** begin Material to process **

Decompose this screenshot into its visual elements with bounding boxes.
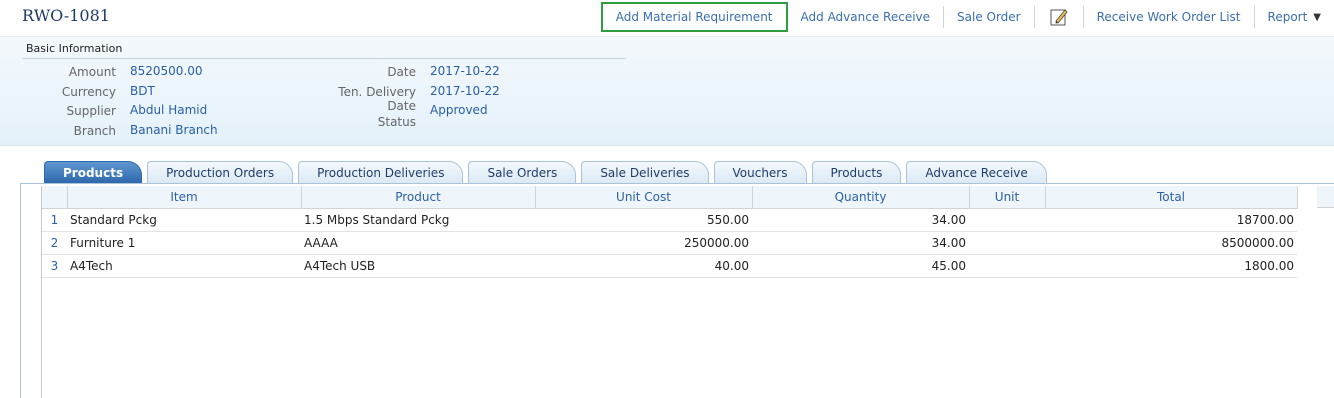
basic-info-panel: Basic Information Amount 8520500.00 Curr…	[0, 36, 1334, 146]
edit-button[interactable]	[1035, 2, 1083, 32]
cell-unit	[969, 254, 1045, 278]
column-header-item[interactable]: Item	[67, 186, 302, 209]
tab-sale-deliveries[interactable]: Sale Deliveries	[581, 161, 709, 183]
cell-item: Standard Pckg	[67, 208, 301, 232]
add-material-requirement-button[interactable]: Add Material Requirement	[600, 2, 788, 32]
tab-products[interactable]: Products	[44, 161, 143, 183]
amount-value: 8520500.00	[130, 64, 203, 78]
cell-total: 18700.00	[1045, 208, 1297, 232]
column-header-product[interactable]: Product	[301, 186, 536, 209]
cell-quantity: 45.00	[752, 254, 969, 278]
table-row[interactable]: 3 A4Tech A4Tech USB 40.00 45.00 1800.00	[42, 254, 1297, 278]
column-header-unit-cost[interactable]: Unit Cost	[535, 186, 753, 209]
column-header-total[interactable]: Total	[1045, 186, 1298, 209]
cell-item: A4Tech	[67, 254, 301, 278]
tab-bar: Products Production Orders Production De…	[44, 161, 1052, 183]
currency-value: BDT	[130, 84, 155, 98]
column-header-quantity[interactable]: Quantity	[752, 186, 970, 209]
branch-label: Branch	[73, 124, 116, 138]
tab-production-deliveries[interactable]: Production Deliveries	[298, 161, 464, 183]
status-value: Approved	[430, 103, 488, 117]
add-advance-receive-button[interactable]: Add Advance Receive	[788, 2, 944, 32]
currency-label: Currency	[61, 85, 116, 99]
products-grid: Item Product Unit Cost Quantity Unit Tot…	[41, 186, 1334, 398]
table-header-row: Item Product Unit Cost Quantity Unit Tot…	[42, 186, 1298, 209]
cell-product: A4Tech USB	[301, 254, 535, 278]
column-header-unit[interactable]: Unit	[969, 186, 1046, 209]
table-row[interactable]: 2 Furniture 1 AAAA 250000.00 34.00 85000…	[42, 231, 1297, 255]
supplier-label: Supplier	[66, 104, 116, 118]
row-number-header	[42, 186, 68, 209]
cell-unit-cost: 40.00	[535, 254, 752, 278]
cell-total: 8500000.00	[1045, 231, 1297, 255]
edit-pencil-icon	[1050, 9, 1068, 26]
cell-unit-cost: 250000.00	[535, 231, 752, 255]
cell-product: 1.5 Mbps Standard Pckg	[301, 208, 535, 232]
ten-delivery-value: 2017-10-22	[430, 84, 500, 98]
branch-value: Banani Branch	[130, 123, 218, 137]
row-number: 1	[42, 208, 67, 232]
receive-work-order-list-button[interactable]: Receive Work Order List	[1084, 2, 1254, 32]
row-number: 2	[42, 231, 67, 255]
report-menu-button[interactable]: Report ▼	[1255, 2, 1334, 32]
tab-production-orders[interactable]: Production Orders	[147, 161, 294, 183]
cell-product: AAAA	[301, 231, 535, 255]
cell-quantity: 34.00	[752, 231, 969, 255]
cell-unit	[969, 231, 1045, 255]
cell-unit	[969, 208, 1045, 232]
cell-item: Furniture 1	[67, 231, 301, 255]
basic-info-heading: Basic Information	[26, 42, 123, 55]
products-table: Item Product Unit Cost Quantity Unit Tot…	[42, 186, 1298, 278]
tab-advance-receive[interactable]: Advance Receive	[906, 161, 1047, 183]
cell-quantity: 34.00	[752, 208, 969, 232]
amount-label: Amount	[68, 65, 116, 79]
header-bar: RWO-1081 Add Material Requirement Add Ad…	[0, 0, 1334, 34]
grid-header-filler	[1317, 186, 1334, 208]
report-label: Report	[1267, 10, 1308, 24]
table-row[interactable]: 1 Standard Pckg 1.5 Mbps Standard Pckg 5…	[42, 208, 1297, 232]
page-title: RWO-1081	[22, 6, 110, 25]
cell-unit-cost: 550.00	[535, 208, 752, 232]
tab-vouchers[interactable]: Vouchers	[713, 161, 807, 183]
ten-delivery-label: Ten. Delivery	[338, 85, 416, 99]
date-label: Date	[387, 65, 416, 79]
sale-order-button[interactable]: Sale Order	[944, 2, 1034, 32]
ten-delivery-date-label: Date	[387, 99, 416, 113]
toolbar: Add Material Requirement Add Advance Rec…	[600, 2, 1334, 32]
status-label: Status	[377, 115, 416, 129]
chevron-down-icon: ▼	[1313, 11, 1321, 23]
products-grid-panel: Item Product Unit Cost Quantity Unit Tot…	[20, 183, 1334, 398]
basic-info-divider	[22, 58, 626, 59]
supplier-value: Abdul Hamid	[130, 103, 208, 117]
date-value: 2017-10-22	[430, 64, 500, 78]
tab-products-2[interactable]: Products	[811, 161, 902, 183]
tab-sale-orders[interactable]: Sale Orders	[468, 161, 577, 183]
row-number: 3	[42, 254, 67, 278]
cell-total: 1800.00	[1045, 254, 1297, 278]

** end Material to process **
** begin Material to process **

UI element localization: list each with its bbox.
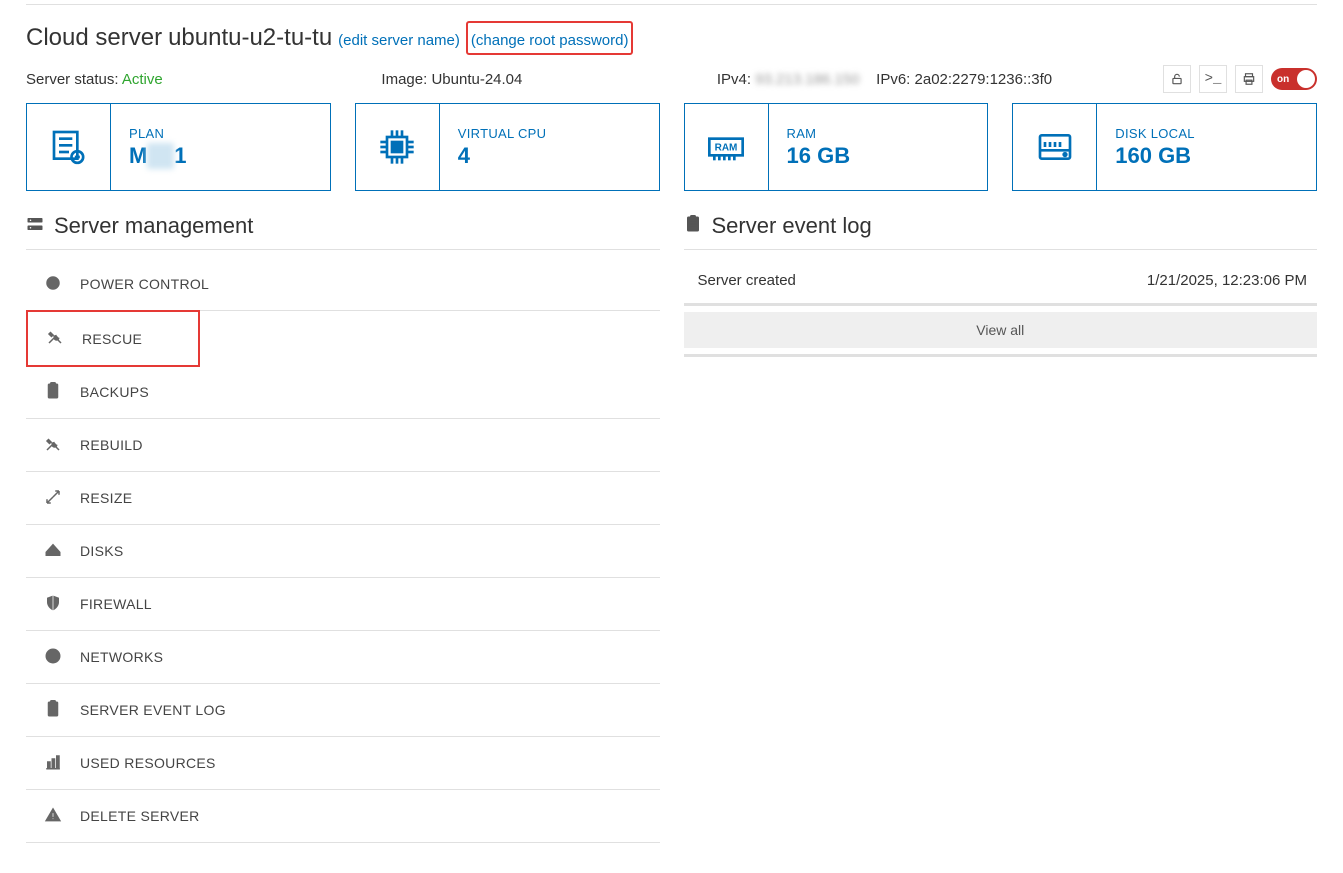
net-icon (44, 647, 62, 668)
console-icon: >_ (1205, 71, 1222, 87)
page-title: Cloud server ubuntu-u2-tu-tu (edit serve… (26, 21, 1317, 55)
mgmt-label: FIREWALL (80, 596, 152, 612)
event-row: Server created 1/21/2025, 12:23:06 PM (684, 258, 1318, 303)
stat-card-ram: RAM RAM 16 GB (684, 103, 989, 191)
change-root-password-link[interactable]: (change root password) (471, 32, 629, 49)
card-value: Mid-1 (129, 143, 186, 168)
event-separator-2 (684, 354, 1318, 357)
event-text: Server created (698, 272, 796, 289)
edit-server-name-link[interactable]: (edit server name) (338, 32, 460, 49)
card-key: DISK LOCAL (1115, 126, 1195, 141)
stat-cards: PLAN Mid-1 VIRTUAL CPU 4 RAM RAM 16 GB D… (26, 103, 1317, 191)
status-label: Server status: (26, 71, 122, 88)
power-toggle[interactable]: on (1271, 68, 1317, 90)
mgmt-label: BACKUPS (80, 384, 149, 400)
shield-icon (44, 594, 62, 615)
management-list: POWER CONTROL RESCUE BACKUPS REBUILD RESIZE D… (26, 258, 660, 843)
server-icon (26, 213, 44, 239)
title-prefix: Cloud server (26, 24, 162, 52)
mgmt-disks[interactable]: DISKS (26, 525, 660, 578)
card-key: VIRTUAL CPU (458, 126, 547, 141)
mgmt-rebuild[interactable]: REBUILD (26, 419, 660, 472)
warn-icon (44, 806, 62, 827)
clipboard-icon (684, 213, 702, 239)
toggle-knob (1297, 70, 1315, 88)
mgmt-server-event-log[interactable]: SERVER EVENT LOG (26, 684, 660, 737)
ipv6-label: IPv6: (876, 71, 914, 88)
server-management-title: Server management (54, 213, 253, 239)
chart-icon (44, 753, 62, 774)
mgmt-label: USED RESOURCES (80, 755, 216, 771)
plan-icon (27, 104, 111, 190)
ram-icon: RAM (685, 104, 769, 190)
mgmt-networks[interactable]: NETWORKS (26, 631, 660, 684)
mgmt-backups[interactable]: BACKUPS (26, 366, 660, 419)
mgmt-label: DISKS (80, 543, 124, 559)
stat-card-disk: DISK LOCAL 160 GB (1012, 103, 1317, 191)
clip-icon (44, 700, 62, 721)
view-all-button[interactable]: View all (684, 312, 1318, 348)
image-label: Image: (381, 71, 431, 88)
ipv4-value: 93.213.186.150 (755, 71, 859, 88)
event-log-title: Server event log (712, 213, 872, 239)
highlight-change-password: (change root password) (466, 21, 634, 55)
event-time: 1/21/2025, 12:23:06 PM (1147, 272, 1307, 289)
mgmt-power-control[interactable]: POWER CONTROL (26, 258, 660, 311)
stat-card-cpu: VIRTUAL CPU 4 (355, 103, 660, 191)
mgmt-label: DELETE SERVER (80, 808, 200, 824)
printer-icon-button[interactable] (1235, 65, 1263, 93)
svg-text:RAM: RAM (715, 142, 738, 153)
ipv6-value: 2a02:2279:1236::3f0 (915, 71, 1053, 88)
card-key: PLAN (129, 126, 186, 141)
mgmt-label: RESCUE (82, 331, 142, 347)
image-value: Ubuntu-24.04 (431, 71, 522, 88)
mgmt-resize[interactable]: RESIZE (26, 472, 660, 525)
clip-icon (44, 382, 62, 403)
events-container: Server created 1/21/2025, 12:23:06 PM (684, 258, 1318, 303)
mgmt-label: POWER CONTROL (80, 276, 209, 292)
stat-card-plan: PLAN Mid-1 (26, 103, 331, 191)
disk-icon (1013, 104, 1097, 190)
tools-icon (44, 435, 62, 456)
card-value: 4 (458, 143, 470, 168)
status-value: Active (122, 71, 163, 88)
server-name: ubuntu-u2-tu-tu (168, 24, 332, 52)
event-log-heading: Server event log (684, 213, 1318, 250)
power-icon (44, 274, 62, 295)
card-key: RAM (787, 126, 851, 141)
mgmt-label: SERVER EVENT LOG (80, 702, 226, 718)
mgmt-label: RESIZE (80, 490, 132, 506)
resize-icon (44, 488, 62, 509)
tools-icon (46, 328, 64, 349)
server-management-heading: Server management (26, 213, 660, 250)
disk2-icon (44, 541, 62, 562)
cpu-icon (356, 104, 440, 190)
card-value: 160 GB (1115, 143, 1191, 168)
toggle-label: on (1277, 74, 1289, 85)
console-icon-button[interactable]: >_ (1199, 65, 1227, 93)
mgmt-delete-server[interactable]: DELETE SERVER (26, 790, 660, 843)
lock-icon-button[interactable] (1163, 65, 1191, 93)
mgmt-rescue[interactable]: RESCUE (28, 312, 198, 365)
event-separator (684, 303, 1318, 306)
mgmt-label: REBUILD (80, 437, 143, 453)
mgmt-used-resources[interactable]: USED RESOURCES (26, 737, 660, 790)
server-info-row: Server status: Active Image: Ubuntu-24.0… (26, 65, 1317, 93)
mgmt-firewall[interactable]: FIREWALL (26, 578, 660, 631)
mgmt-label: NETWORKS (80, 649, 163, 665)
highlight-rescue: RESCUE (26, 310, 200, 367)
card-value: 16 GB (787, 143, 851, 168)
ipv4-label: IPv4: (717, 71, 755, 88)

** end Material to process **

The task:
Please collect every line of the material above that contains the string "RESCUE".

Solution to this task:
management-list: POWER CONTROL RESCUE BACKUPS REBUILD RESIZE D… (26, 258, 660, 843)
mgmt-label: RESCUE (82, 331, 142, 347)
mgmt-rescue[interactable]: RESCUE (28, 312, 198, 365)
highlight-rescue: RESCUE (26, 310, 200, 367)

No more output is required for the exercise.